▶ [GIVEN TASK] Give the number of lines in this listing that contain "crimes", with no other words.

[Records from a dataset]

+-------+

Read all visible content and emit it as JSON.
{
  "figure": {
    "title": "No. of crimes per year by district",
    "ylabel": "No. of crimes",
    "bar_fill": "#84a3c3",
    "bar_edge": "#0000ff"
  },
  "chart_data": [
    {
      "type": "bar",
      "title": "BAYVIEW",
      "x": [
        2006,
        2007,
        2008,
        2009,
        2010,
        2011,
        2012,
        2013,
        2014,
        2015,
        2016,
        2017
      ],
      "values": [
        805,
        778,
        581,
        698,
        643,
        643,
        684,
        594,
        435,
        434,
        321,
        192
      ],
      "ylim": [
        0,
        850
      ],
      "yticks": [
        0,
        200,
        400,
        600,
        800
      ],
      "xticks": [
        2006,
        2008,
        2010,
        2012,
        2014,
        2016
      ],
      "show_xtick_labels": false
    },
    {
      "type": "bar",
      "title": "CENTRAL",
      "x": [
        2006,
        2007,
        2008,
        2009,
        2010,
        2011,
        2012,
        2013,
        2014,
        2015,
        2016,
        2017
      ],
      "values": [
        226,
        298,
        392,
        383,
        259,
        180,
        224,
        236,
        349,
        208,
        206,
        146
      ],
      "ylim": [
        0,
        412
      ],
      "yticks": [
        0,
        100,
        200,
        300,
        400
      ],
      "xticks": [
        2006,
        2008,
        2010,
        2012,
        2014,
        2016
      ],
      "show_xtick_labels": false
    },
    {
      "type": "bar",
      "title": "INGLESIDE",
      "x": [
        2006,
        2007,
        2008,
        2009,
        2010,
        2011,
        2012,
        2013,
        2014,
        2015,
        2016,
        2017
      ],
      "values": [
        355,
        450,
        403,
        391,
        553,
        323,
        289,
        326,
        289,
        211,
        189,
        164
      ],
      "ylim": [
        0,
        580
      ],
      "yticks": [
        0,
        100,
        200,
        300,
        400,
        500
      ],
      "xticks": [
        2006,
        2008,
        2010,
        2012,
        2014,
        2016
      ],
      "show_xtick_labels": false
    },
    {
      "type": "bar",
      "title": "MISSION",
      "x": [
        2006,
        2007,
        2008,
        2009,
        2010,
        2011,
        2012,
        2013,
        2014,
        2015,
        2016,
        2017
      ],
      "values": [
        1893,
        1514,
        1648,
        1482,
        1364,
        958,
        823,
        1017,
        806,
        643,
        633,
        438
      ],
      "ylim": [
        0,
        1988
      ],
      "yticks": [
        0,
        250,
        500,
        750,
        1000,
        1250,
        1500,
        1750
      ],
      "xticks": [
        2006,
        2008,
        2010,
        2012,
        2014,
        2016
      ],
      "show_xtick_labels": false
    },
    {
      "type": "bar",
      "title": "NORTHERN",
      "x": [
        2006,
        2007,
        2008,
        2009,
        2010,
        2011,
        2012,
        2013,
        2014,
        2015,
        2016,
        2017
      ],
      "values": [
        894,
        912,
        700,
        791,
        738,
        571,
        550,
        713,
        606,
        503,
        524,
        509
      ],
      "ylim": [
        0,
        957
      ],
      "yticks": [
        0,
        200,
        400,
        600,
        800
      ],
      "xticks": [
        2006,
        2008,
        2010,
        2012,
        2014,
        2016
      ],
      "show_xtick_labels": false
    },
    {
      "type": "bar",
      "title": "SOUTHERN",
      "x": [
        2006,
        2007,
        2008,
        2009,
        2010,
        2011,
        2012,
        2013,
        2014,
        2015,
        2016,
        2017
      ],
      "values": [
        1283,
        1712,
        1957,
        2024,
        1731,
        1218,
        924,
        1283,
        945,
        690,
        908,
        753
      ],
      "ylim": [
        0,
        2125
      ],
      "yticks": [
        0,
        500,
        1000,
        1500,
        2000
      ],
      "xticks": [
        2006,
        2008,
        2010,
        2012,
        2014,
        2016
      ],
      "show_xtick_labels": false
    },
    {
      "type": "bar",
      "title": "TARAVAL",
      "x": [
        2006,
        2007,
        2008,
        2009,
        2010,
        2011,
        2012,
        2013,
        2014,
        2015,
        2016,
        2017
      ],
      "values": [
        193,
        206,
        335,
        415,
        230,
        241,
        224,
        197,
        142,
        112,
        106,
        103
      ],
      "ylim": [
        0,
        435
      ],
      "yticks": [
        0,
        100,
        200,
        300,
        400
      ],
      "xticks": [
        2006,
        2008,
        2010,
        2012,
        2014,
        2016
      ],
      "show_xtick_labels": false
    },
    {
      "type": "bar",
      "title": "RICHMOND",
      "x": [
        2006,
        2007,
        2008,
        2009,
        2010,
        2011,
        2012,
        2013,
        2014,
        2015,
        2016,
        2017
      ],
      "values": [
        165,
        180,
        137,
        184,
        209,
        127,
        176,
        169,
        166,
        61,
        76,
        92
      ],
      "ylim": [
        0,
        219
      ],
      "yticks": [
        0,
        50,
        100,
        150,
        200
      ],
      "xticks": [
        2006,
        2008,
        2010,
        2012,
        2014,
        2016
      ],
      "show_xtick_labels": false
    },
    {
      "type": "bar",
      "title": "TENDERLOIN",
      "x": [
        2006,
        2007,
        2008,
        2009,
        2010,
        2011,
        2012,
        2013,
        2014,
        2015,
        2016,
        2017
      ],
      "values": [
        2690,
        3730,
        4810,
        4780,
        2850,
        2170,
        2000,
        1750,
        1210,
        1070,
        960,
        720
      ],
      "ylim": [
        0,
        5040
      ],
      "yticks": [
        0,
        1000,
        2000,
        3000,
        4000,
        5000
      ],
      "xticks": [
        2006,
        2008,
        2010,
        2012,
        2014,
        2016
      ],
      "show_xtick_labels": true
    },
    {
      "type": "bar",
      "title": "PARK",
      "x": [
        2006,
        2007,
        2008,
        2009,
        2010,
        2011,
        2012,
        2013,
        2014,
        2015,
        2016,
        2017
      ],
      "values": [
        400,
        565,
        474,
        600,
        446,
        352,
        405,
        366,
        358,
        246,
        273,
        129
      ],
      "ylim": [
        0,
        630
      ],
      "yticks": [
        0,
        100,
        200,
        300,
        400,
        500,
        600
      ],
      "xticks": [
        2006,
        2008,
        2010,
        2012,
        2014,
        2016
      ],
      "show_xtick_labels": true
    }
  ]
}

+-------+

▶ [RESPONSE] 2